(To do):
Gather all lines in the records below that include the word "Собрать".

(Data records):

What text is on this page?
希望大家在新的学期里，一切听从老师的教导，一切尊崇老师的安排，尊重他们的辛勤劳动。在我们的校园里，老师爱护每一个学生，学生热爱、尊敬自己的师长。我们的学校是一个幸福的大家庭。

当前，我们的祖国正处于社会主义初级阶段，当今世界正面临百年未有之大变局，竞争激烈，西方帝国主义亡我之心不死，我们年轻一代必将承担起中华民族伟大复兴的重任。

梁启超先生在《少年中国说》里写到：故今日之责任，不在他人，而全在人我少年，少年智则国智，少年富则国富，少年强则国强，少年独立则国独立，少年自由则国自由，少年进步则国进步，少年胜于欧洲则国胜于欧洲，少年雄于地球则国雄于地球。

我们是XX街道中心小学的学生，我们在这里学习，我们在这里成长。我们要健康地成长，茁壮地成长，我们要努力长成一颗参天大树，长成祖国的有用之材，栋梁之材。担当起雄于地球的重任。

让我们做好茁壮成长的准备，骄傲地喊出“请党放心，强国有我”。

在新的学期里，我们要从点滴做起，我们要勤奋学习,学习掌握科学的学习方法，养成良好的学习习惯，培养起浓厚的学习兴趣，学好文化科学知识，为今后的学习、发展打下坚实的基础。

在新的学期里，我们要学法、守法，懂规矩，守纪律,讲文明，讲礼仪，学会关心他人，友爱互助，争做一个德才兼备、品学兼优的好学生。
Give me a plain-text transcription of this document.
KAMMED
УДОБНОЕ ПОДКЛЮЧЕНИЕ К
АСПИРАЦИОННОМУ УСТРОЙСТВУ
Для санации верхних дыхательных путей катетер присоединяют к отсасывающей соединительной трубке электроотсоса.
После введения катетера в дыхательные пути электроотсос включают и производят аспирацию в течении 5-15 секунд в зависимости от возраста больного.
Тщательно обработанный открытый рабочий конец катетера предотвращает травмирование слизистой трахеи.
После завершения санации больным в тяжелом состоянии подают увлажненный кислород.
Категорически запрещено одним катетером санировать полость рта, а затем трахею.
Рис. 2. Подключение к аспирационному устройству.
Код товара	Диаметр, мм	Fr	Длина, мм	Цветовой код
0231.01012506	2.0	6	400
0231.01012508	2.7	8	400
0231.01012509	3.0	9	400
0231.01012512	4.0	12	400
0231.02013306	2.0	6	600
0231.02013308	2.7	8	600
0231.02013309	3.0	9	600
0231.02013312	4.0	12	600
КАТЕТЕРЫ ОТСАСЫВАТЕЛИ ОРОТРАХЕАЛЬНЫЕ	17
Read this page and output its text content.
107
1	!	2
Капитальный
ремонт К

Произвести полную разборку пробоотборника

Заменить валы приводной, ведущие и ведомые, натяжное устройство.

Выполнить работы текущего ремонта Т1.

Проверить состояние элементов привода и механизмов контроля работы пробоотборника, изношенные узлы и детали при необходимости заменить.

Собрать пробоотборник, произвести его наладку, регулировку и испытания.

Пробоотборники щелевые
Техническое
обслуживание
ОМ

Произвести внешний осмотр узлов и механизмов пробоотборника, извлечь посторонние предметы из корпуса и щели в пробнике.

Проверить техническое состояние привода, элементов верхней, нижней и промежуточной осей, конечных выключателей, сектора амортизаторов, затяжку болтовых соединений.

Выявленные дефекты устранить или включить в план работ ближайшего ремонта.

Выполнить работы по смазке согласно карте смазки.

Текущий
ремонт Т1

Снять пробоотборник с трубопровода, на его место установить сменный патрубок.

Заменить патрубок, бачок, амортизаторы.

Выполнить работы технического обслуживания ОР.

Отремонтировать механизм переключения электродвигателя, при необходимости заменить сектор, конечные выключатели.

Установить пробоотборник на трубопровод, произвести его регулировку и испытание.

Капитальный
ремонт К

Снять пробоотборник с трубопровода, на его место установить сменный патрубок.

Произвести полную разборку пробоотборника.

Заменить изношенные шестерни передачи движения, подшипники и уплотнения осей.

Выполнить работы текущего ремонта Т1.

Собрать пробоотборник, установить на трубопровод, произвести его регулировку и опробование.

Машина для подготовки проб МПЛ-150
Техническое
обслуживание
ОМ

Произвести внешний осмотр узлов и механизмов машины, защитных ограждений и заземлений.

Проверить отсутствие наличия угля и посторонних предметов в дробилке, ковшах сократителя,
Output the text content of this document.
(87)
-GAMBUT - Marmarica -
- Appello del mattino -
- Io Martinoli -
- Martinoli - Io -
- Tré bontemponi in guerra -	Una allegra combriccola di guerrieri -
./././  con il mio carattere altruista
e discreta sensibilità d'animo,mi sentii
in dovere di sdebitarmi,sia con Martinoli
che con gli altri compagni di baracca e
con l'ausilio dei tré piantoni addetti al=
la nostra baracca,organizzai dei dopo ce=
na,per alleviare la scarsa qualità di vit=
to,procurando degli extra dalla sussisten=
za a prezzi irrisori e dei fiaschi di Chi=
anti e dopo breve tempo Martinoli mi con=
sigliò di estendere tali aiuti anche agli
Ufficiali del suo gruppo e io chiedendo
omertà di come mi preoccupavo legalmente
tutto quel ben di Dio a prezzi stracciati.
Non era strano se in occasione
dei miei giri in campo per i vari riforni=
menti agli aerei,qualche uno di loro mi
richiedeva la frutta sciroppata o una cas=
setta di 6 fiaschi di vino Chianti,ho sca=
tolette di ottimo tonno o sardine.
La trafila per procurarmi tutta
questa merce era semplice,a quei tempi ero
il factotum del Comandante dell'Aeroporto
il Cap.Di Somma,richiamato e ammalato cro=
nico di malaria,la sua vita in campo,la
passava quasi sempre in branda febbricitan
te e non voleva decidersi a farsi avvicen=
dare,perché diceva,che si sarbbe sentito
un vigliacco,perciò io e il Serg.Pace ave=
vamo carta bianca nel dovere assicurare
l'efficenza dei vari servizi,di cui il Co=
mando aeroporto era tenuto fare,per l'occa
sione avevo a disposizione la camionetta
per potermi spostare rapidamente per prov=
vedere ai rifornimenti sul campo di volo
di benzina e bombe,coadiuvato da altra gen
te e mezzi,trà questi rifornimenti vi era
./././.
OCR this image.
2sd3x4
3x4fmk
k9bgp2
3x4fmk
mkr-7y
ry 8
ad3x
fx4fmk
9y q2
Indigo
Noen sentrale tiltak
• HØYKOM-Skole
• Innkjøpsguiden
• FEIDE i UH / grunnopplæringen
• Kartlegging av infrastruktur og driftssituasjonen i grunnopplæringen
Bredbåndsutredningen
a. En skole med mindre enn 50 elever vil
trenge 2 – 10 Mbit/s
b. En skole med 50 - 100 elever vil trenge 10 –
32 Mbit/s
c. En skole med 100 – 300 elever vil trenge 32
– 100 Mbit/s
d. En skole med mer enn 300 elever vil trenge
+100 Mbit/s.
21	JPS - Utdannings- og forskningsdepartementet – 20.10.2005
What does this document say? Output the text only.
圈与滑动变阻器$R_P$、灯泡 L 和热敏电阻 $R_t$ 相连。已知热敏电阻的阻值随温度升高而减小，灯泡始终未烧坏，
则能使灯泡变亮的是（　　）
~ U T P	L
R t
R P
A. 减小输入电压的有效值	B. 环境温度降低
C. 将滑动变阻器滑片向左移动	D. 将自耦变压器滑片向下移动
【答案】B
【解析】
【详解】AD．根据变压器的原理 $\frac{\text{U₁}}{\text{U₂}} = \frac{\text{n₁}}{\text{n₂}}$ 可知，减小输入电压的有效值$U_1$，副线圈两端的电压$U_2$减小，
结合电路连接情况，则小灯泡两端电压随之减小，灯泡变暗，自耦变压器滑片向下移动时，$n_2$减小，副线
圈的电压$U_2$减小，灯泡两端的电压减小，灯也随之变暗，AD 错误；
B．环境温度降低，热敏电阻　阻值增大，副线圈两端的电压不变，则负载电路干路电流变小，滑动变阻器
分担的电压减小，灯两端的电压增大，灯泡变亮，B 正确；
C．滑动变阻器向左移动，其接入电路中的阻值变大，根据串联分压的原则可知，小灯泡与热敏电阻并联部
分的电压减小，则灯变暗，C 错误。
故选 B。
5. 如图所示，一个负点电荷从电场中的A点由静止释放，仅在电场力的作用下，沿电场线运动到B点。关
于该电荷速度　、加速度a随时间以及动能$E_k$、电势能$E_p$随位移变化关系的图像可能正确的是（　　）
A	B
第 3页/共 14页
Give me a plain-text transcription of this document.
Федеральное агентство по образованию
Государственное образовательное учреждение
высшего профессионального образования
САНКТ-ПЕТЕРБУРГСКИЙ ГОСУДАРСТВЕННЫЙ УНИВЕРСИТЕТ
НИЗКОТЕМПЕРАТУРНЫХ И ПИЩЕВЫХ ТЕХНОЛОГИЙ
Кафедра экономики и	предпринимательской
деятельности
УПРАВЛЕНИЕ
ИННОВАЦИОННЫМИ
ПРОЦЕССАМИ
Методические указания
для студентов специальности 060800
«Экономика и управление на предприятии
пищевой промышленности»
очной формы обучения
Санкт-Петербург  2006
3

(Reply):
Собрать пробоотборник, произвести его наладку, регулировку и испытания.
Собрать пробоотборник, установить на трубопровод, произвести его регулировку и опробование.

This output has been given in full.